What you are asked to do – Extract the text of each entry below exactly, leaving every image behind.

______

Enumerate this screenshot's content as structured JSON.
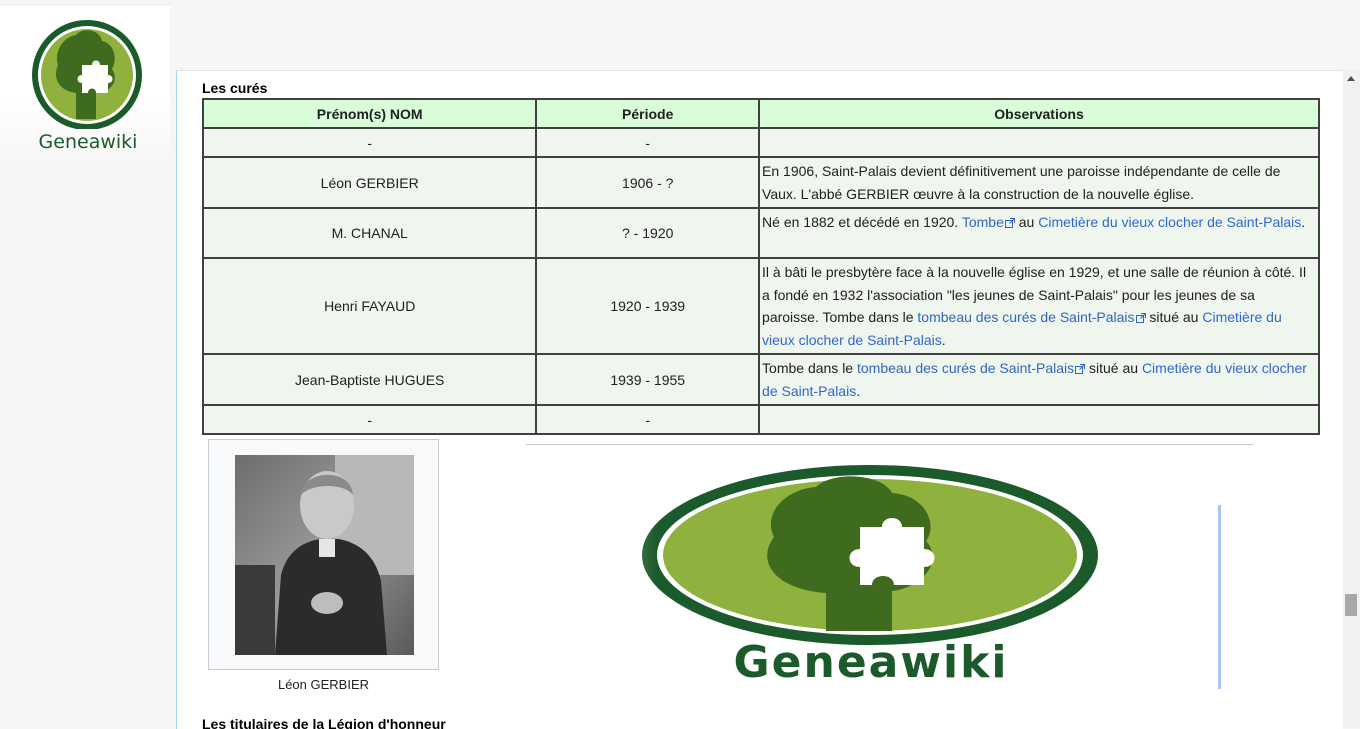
{
  "logo": {
    "text": "Geneawiki"
  },
  "section_cures": {
    "title": "Les curés"
  },
  "table": {
    "headers": [
      "Prénom(s) NOM",
      "Période",
      "Observations"
    ],
    "rows": [
      {
        "name": "-",
        "period": "-"
      },
      {
        "name": "Léon GERBIER",
        "period": "1906 - ?",
        "obs": "En 1906, Saint-Palais devient définitivement une paroisse indépendante de celle de Vaux. L'abbé GERBIER œuvre à la construction de la nouvelle église."
      },
      {
        "name": "M. CHANAL",
        "period": "? - 1920",
        "obs_pre": "Né en 1882 et décédé en 1920. ",
        "obs_link1": "Tombe",
        "obs_mid": " au ",
        "obs_link2": "Cimetière du vieux clocher de Saint-Palais",
        "obs_post": "."
      },
      {
        "name": "Henri FAYAUD",
        "period": "1920 - 1939",
        "obs_pre": "Il à bâti le presbytère face à la nouvelle église en 1929, et une salle de réunion à côté. Il a fondé en 1932 l'association \"les jeunes de Saint-Palais\" pour les jeunes de sa paroisse. Tombe dans le ",
        "obs_link1": "tombeau des curés de Saint-Palais",
        "obs_mid": " situé au ",
        "obs_link2": "Cimetière du vieux clocher de Saint-Palais",
        "obs_post": "."
      },
      {
        "name": "Jean-Baptiste HUGUES",
        "period": "1939 - 1955",
        "obs_pre": "Tombe dans le ",
        "obs_link1": "tombeau des curés de Saint-Palais",
        "obs_mid": " situé au ",
        "obs_link2": "Cimetière du vieux clocher de Saint-Palais",
        "obs_post": "."
      },
      {
        "name": "-",
        "period": "-"
      }
    ]
  },
  "thumbnail": {
    "caption": "Léon GERBIER"
  },
  "big_logo": {
    "text": "Geneawiki"
  },
  "section_legion": {
    "title": "Les titulaires de la Légion d'honneur"
  },
  "colors": {
    "header_bg": "#d9fdd9",
    "cell_bg": "#eef6ee",
    "link": "#3366cc",
    "logo_green": "#1b5a2a",
    "logo_light": "#8fb23e"
  }
}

______

Task solution –
Enumerate this screenshot's content as structured JSON.
{
  "logo": {
    "text": "Geneawiki"
  },
  "section_cures": {
    "title": "Les curés"
  },
  "table": {
    "headers": [
      "Prénom(s) NOM",
      "Période",
      "Observations"
    ],
    "rows": [
      {
        "name": "-",
        "period": "-"
      },
      {
        "name": "Léon GERBIER",
        "period": "1906 - ?",
        "obs": "En 1906, Saint-Palais devient définitivement une paroisse indépendante de celle de Vaux. L'abbé GERBIER œuvre à la construction de la nouvelle église."
      },
      {
        "name": "M. CHANAL",
        "period": "? - 1920",
        "obs_pre": "Né en 1882 et décédé en 1920. ",
        "obs_link1": "Tombe",
        "obs_mid": " au ",
        "obs_link2": "Cimetière du vieux clocher de Saint-Palais",
        "obs_post": "."
      },
      {
        "name": "Henri FAYAUD",
        "period": "1920 - 1939",
        "obs_pre": "Il à bâti le presbytère face à la nouvelle église en 1929, et une salle de réunion à côté. Il a fondé en 1932 l'association \"les jeunes de Saint-Palais\" pour les jeunes de sa paroisse. Tombe dans le ",
        "obs_link1": "tombeau des curés de Saint-Palais",
        "obs_mid": " situé au ",
        "obs_link2": "Cimetière du vieux clocher de Saint-Palais",
        "obs_post": "."
      },
      {
        "name": "Jean-Baptiste HUGUES",
        "period": "1939 - 1955",
        "obs_pre": "Tombe dans le ",
        "obs_link1": "tombeau des curés de Saint-Palais",
        "obs_mid": " situé au ",
        "obs_link2": "Cimetière du vieux clocher de Saint-Palais",
        "obs_post": "."
      },
      {
        "name": "-",
        "period": "-"
      }
    ]
  },
  "thumbnail": {
    "caption": "Léon GERBIER"
  },
  "big_logo": {
    "text": "Geneawiki"
  },
  "section_legion": {
    "title": "Les titulaires de la Légion d'honneur"
  },
  "colors": {
    "header_bg": "#d9fdd9",
    "cell_bg": "#eef6ee",
    "link": "#3366cc",
    "logo_green": "#1b5a2a",
    "logo_light": "#8fb23e"
  }
}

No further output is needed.